— Start —

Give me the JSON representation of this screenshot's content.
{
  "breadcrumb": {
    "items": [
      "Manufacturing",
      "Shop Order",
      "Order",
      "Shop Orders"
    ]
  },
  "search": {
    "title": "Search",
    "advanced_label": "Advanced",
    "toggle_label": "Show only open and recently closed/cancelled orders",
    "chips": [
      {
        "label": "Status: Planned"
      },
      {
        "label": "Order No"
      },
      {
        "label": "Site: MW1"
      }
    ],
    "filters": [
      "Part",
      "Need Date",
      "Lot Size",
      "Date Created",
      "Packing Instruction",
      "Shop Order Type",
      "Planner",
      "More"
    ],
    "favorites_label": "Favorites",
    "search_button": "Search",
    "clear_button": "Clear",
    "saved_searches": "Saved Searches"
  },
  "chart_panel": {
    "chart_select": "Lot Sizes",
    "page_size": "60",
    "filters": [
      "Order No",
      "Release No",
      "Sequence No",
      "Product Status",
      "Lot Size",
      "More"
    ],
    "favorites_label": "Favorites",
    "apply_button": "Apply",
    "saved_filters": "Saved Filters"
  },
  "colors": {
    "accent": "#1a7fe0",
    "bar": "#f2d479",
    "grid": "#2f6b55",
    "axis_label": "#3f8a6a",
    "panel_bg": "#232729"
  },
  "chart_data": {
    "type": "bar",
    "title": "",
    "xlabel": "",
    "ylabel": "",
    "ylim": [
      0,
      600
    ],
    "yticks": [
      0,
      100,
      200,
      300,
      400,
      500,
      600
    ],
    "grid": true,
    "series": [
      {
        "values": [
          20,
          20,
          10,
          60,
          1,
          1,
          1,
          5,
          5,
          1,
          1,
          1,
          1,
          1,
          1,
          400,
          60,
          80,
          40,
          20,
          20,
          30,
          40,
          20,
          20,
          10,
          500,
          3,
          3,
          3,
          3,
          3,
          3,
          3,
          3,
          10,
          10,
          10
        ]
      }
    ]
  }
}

— End —

Would you restate each of the entries word for word?

Give me the JSON representation of this screenshot's content.
{
  "breadcrumb": {
    "items": [
      "Manufacturing",
      "Shop Order",
      "Order",
      "Shop Orders"
    ]
  },
  "search": {
    "title": "Search",
    "advanced_label": "Advanced",
    "toggle_label": "Show only open and recently closed/cancelled orders",
    "chips": [
      {
        "label": "Status: Planned"
      },
      {
        "label": "Order No"
      },
      {
        "label": "Site: MW1"
      }
    ],
    "filters": [
      "Part",
      "Need Date",
      "Lot Size",
      "Date Created",
      "Packing Instruction",
      "Shop Order Type",
      "Planner",
      "More"
    ],
    "favorites_label": "Favorites",
    "search_button": "Search",
    "clear_button": "Clear",
    "saved_searches": "Saved Searches"
  },
  "chart_panel": {
    "chart_select": "Lot Sizes",
    "page_size": "60",
    "filters": [
      "Order No",
      "Release No",
      "Sequence No",
      "Product Status",
      "Lot Size",
      "More"
    ],
    "favorites_label": "Favorites",
    "apply_button": "Apply",
    "saved_filters": "Saved Filters"
  },
  "colors": {
    "accent": "#1a7fe0",
    "bar": "#f2d479",
    "grid": "#2f6b55",
    "axis_label": "#3f8a6a",
    "panel_bg": "#232729"
  },
  "chart_data": {
    "type": "bar",
    "title": "",
    "xlabel": "",
    "ylabel": "",
    "ylim": [
      0,
      600
    ],
    "yticks": [
      0,
      100,
      200,
      300,
      400,
      500,
      600
    ],
    "grid": true,
    "series": [
      {
        "values": [
          20,
          20,
          10,
          60,
          1,
          1,
          1,
          5,
          5,
          1,
          1,
          1,
          1,
          1,
          1,
          400,
          60,
          80,
          40,
          20,
          20,
          30,
          40,
          20,
          20,
          10,
          500,
          3,
          3,
          3,
          3,
          3,
          3,
          3,
          3,
          10,
          10,
          10
        ]
      }
    ]
  }
}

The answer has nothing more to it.